>> BEGIN EXERCISE DATA
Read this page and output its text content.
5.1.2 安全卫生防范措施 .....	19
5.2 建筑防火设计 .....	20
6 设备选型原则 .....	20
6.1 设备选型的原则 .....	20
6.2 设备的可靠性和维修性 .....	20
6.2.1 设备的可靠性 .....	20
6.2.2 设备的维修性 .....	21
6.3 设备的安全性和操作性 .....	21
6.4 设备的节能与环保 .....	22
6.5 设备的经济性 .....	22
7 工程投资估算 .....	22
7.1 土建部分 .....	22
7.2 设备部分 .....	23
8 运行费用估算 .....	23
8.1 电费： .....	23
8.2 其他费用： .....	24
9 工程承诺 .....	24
>> END EXERCISE DATA
>> BEGIN EXERCISE DATA
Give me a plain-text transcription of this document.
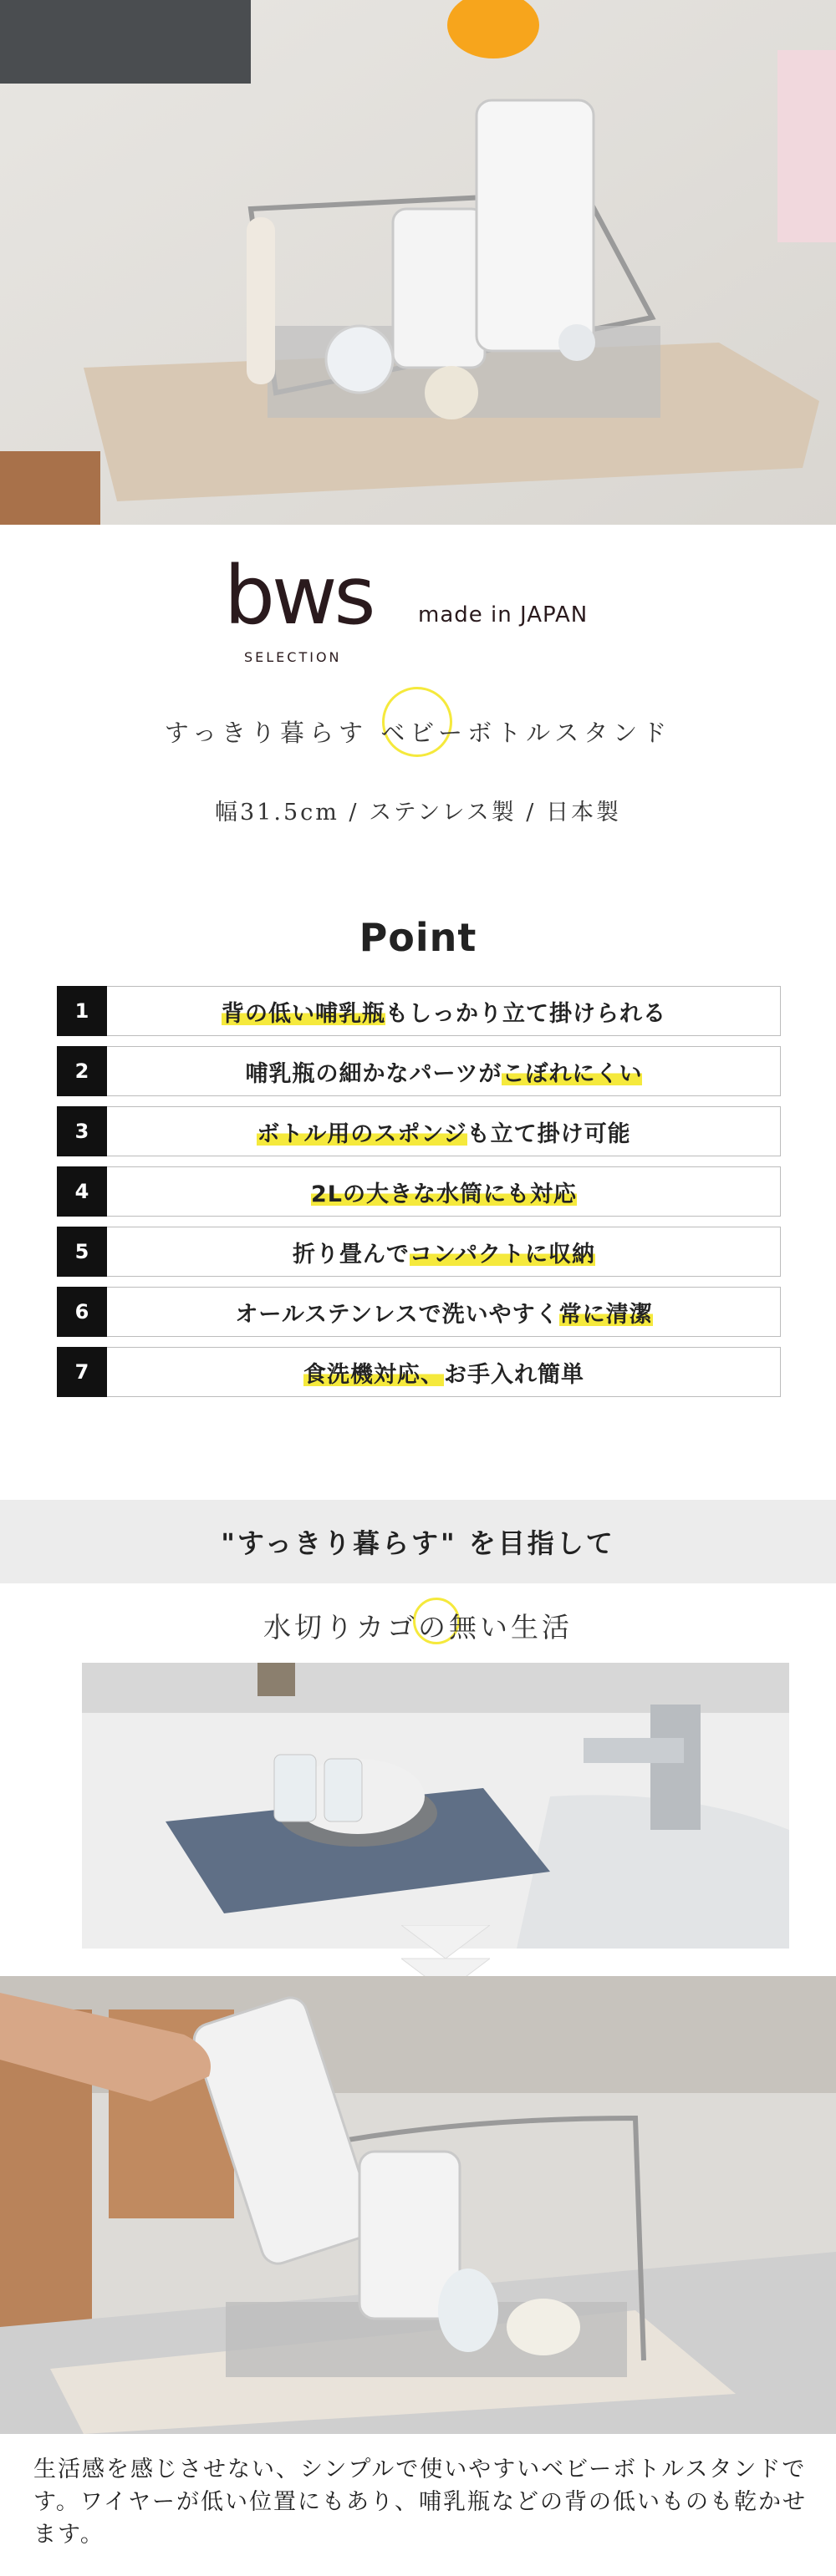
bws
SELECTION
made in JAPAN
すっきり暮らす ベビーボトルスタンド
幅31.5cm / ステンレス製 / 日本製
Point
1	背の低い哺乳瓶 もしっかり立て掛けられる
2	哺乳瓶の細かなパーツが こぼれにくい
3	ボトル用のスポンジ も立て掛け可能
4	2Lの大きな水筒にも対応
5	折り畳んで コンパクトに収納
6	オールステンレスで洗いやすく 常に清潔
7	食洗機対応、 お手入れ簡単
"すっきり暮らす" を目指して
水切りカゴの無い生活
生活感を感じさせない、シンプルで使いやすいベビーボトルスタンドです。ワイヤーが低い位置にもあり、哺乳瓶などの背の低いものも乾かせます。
>> END EXERCISE DATA
## WRITTEN REQUEST:
Give back only a number, the number of lines where the string "text" occurs.

## SOLUTION BELOW:
2